*Instructions to follow*
Single out the lines of the material that contain "decrease" and copy them.
--- begin Recorded data ---
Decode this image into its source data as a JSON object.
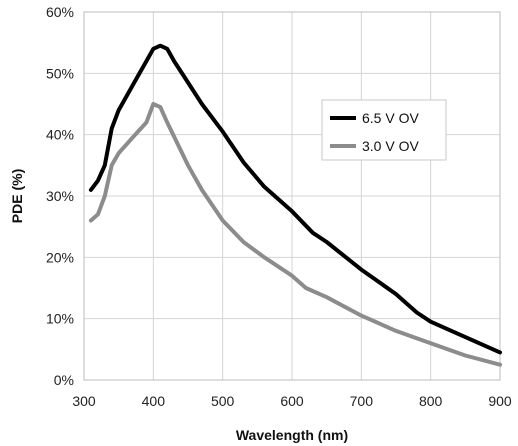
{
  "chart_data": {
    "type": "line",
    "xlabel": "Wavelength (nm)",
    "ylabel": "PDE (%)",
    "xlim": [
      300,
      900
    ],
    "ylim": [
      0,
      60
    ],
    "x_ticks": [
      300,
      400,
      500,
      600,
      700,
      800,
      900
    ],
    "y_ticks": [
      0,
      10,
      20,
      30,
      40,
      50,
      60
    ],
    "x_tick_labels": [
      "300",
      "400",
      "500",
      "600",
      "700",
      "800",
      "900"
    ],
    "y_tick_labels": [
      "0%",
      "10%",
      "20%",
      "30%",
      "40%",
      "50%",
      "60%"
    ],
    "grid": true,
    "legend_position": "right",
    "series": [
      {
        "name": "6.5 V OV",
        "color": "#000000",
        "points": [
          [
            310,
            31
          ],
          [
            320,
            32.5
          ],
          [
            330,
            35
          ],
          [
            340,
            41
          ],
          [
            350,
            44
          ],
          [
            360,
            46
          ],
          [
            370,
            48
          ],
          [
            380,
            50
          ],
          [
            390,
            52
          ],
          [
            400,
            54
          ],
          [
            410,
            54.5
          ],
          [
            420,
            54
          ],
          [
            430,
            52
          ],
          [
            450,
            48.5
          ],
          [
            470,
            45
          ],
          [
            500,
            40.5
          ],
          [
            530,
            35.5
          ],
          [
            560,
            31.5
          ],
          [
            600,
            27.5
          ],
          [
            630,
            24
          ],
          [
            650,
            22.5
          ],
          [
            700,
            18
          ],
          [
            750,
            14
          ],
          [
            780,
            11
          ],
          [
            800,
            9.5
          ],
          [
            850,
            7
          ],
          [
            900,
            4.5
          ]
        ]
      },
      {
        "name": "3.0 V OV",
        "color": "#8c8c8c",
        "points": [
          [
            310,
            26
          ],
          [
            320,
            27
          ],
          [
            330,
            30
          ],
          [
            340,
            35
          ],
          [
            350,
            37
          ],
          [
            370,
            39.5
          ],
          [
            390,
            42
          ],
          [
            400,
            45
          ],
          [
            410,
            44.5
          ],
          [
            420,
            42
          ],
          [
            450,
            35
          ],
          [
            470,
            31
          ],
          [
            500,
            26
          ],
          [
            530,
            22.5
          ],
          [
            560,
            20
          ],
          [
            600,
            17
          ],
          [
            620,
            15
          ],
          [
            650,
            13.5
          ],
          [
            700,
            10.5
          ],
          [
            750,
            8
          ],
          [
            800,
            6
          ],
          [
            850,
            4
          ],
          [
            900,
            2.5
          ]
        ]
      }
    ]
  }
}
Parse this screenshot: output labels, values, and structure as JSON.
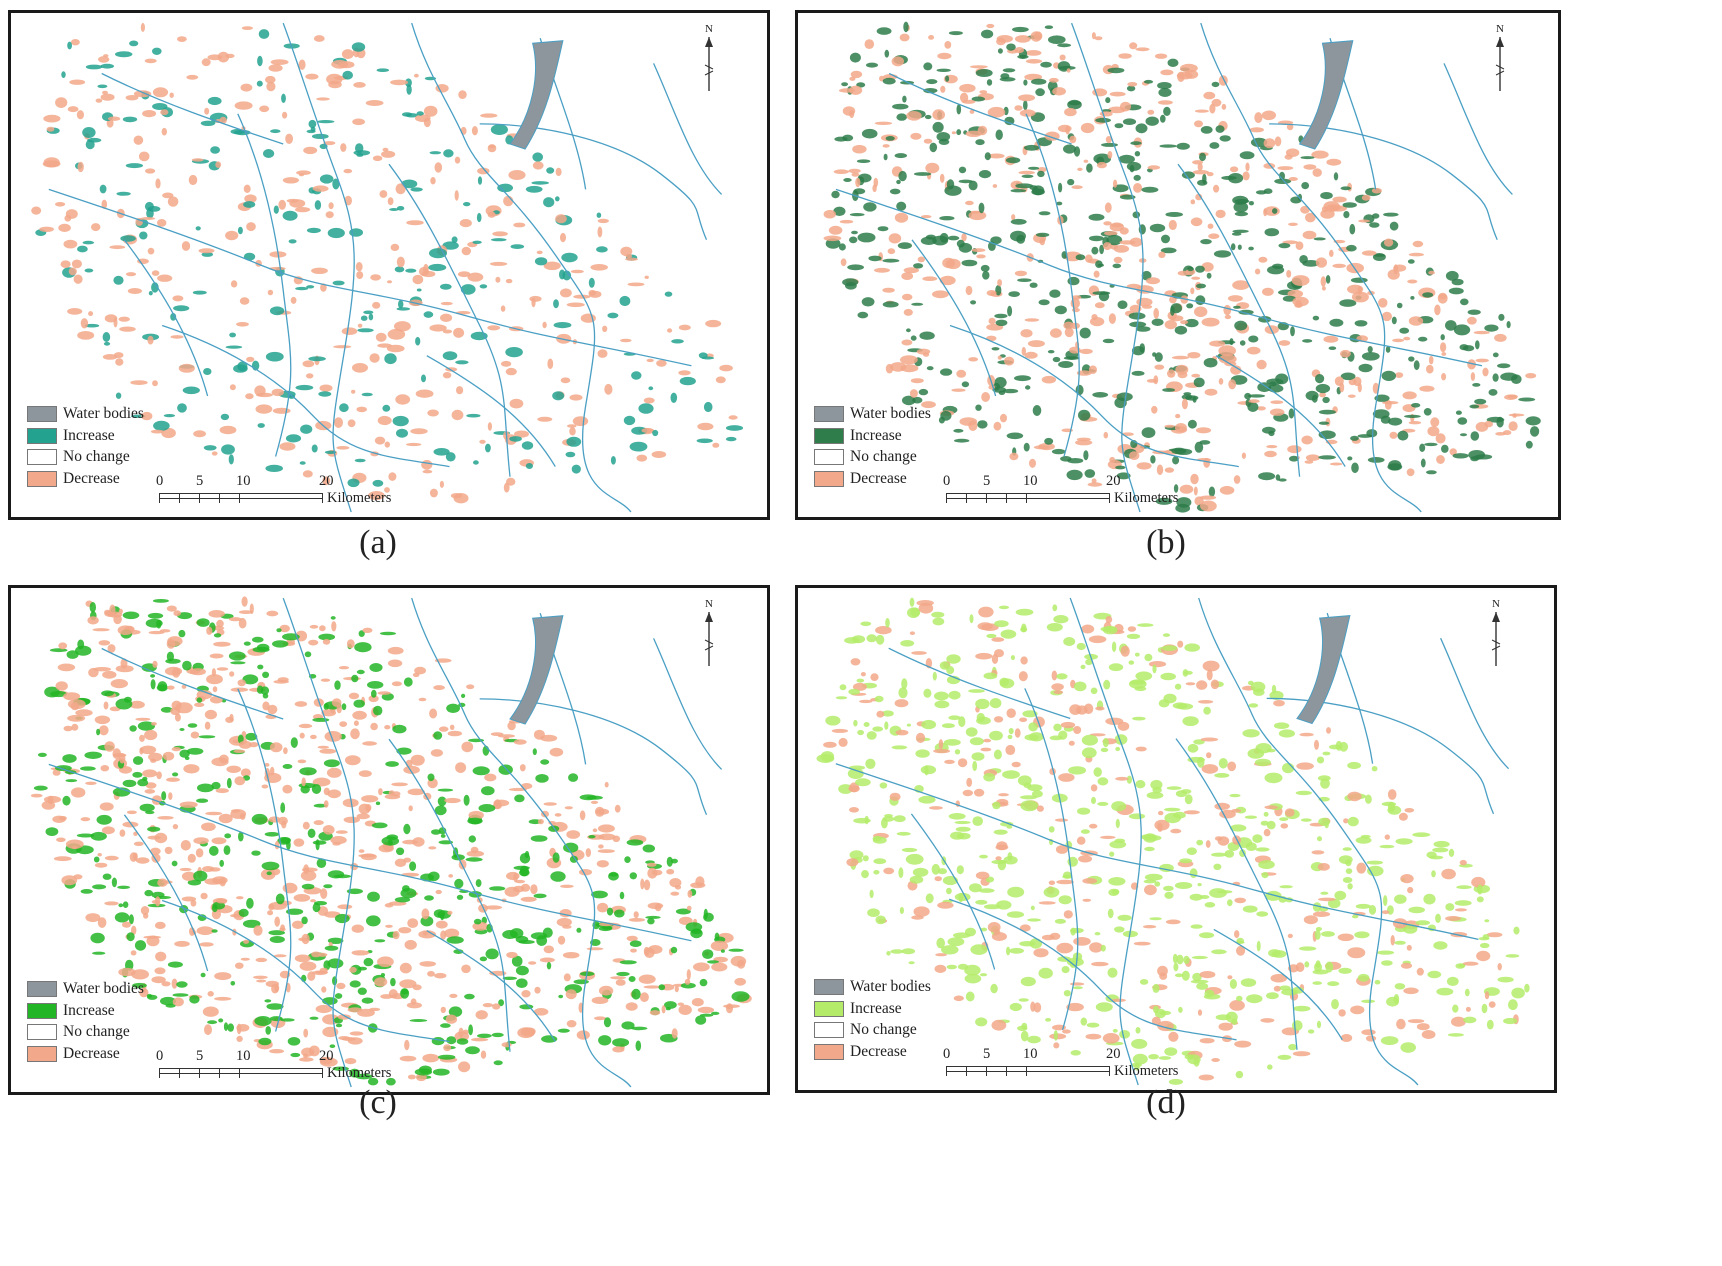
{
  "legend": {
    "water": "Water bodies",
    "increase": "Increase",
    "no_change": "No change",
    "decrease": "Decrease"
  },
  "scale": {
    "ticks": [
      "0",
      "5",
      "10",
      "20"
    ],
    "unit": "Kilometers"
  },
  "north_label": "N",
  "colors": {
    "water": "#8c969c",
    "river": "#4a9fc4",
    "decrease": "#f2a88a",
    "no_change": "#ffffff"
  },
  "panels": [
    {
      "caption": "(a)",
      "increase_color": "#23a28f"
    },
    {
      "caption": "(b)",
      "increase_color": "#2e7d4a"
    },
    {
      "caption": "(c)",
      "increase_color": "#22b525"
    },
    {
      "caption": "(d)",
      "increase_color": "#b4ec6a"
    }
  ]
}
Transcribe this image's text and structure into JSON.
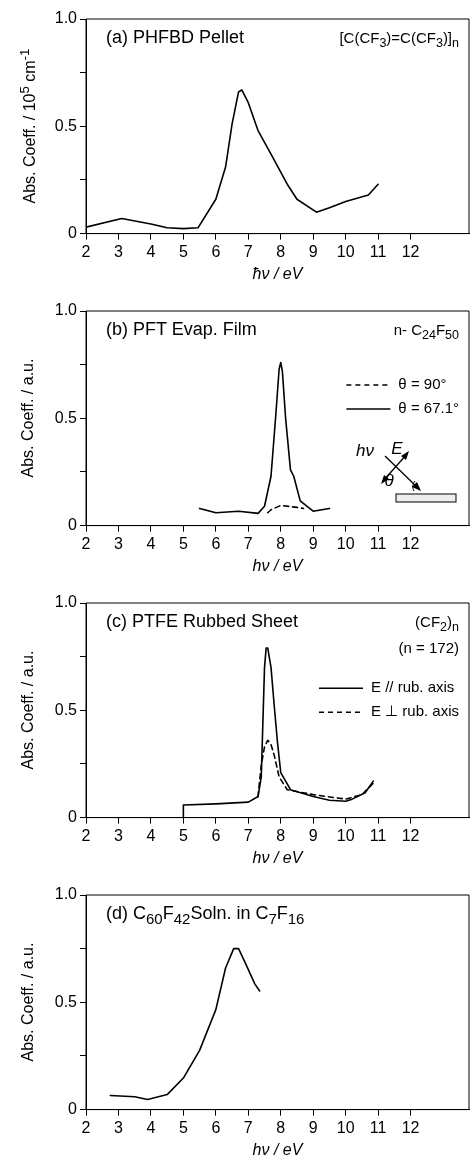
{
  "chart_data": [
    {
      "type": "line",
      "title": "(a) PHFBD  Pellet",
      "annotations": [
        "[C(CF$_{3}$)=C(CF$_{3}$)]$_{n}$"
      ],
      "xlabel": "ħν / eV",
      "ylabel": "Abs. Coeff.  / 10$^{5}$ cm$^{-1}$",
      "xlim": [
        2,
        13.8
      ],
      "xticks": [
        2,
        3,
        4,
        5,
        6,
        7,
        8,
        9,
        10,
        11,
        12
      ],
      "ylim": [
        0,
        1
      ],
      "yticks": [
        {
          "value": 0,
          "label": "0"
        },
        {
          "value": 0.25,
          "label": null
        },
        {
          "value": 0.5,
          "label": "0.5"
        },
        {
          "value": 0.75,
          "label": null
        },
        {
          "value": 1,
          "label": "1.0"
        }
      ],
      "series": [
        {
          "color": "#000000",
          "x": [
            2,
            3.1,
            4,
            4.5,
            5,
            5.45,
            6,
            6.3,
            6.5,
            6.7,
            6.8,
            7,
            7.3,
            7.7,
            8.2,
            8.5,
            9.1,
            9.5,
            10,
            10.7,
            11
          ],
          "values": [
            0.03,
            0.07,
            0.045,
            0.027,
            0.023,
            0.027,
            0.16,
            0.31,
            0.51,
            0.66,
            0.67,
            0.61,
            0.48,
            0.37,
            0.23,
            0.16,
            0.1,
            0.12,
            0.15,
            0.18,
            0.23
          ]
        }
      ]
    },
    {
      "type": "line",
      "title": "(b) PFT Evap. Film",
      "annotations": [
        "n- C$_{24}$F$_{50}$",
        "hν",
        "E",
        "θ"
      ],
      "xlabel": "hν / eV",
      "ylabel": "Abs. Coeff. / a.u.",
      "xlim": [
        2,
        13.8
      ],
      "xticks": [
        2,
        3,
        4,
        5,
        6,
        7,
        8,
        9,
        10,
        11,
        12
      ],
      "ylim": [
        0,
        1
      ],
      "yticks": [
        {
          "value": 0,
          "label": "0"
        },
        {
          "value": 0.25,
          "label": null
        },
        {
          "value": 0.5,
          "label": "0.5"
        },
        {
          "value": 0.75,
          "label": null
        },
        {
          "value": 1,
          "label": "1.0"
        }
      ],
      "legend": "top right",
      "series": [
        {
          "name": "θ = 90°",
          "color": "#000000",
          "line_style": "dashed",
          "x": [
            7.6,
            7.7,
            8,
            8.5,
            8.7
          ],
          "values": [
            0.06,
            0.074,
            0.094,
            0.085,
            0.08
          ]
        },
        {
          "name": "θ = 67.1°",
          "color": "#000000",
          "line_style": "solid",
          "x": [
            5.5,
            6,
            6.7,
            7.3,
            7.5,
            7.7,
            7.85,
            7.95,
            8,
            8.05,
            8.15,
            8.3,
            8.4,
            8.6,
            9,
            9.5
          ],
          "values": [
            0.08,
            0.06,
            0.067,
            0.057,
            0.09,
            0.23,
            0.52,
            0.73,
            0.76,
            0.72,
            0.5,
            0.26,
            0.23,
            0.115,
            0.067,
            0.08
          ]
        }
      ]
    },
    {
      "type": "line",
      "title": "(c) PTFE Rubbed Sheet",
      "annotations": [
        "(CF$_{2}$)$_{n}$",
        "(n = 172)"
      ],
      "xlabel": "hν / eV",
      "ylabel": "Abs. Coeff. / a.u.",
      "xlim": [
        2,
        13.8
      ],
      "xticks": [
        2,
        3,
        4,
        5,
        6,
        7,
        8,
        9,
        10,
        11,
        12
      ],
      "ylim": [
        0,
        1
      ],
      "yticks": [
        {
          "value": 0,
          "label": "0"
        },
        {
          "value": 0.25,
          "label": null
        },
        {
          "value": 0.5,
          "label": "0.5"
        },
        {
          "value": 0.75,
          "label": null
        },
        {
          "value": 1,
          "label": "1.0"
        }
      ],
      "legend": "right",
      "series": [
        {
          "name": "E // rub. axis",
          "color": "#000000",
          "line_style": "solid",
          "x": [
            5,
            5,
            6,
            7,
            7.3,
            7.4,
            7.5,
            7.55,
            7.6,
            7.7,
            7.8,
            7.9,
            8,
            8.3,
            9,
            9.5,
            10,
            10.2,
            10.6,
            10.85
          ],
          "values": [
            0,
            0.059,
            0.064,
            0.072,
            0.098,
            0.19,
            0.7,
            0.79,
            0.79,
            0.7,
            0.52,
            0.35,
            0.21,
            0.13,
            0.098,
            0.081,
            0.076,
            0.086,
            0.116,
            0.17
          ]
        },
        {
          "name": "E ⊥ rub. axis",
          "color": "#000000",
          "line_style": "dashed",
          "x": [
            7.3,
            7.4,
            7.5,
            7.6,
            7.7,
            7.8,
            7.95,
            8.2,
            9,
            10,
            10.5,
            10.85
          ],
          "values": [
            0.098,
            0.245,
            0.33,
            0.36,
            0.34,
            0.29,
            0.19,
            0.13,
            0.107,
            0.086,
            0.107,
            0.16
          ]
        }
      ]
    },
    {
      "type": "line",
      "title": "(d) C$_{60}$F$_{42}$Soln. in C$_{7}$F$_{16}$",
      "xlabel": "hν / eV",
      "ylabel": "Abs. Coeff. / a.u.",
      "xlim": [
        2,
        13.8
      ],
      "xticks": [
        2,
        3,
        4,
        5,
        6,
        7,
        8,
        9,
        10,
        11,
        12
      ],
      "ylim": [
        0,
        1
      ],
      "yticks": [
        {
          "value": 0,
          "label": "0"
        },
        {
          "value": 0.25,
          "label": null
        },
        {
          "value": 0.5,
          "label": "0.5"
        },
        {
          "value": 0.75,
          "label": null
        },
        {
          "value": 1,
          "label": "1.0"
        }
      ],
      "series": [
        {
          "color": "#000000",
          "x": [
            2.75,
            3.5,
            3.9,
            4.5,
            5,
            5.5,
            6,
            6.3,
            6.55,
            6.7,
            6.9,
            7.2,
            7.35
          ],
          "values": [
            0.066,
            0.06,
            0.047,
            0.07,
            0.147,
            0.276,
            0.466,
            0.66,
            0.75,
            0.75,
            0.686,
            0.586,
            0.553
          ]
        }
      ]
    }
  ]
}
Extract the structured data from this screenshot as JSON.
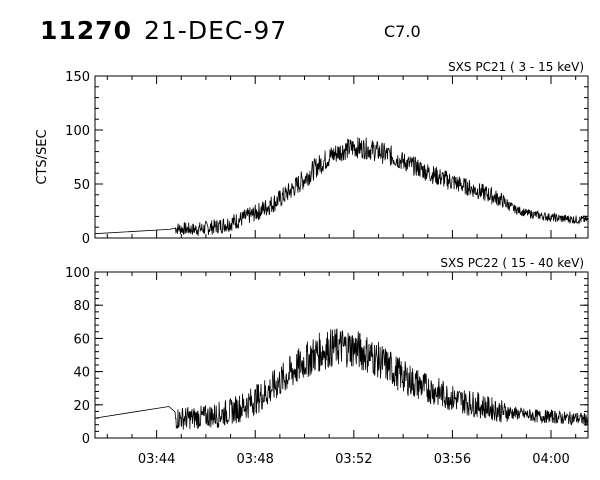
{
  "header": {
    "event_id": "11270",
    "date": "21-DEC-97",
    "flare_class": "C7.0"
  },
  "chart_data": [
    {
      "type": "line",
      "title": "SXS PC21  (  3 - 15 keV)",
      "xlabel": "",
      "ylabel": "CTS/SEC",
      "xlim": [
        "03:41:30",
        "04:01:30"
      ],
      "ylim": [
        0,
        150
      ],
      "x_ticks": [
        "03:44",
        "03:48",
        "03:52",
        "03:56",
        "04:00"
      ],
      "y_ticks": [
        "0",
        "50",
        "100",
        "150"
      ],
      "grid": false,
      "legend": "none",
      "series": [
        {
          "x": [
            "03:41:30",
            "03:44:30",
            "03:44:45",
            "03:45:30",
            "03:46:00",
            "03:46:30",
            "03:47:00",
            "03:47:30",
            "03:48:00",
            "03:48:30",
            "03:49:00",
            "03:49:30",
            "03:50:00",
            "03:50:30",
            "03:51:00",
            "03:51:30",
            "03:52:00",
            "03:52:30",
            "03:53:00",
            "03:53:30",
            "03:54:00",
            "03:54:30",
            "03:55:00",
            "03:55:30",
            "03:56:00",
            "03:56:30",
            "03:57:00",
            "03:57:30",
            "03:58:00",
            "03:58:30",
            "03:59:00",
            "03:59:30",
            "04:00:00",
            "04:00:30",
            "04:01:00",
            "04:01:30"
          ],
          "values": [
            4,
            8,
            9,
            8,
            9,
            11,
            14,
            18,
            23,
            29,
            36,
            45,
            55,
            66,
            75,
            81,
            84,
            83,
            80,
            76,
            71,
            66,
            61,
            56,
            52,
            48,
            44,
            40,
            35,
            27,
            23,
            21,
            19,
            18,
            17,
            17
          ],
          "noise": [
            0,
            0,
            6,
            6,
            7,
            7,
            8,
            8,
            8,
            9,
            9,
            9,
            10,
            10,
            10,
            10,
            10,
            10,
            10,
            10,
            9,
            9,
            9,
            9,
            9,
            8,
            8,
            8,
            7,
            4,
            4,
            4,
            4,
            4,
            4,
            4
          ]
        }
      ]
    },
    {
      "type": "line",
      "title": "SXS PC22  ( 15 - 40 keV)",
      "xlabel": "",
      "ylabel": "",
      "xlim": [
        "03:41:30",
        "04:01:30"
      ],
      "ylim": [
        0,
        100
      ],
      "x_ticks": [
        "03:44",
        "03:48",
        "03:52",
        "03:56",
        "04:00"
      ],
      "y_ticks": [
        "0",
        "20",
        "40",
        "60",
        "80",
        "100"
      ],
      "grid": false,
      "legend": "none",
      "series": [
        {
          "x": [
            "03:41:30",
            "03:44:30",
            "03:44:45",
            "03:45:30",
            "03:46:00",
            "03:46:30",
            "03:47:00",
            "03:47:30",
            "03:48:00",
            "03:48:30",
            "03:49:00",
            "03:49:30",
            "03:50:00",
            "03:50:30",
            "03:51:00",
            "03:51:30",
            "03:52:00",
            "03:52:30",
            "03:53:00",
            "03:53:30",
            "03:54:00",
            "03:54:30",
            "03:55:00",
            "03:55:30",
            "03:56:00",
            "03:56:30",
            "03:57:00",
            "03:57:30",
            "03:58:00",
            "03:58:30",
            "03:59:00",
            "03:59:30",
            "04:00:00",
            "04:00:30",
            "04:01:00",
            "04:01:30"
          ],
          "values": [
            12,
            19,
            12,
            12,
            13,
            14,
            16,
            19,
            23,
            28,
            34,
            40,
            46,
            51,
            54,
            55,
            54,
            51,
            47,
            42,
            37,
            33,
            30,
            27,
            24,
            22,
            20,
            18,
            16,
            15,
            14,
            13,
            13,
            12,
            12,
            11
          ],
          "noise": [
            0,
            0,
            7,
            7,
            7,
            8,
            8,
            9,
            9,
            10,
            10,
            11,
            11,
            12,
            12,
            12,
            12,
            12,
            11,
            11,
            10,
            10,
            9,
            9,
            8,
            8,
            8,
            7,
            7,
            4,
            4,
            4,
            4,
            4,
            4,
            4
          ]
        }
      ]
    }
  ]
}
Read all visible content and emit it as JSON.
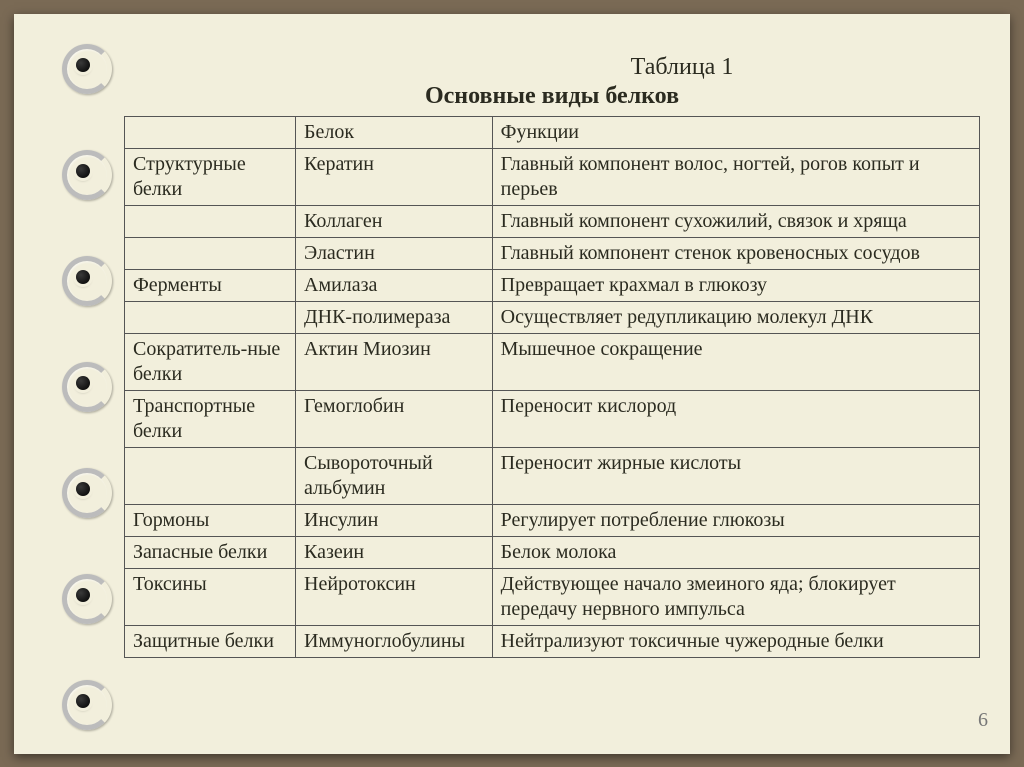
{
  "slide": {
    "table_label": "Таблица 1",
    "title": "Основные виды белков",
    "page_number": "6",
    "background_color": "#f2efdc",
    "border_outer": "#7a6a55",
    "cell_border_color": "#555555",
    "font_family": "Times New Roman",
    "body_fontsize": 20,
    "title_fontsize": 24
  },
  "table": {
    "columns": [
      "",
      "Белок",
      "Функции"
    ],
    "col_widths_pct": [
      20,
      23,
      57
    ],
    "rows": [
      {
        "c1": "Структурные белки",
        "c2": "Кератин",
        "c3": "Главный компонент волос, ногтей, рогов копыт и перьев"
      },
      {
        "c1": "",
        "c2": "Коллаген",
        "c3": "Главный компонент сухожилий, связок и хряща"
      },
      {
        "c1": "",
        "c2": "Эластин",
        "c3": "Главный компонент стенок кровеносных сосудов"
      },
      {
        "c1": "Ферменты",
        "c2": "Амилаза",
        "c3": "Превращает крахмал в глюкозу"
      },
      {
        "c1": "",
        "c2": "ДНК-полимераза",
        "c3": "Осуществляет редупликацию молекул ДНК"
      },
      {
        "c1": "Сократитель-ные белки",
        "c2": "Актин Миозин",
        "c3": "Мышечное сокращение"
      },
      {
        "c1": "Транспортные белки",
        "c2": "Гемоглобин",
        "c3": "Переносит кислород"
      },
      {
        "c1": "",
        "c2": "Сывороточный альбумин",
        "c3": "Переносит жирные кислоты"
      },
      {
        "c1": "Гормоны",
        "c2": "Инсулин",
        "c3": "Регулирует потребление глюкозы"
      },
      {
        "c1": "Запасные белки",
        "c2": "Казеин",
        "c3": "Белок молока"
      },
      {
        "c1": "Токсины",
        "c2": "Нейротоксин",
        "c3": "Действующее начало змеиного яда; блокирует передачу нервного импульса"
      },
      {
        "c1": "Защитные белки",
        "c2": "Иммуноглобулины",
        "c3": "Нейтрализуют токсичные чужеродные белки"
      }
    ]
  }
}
--- end Recorded data ---
*Exercise solution*
    "decrease": "Decrease"
    "decrease": "#f2a88a",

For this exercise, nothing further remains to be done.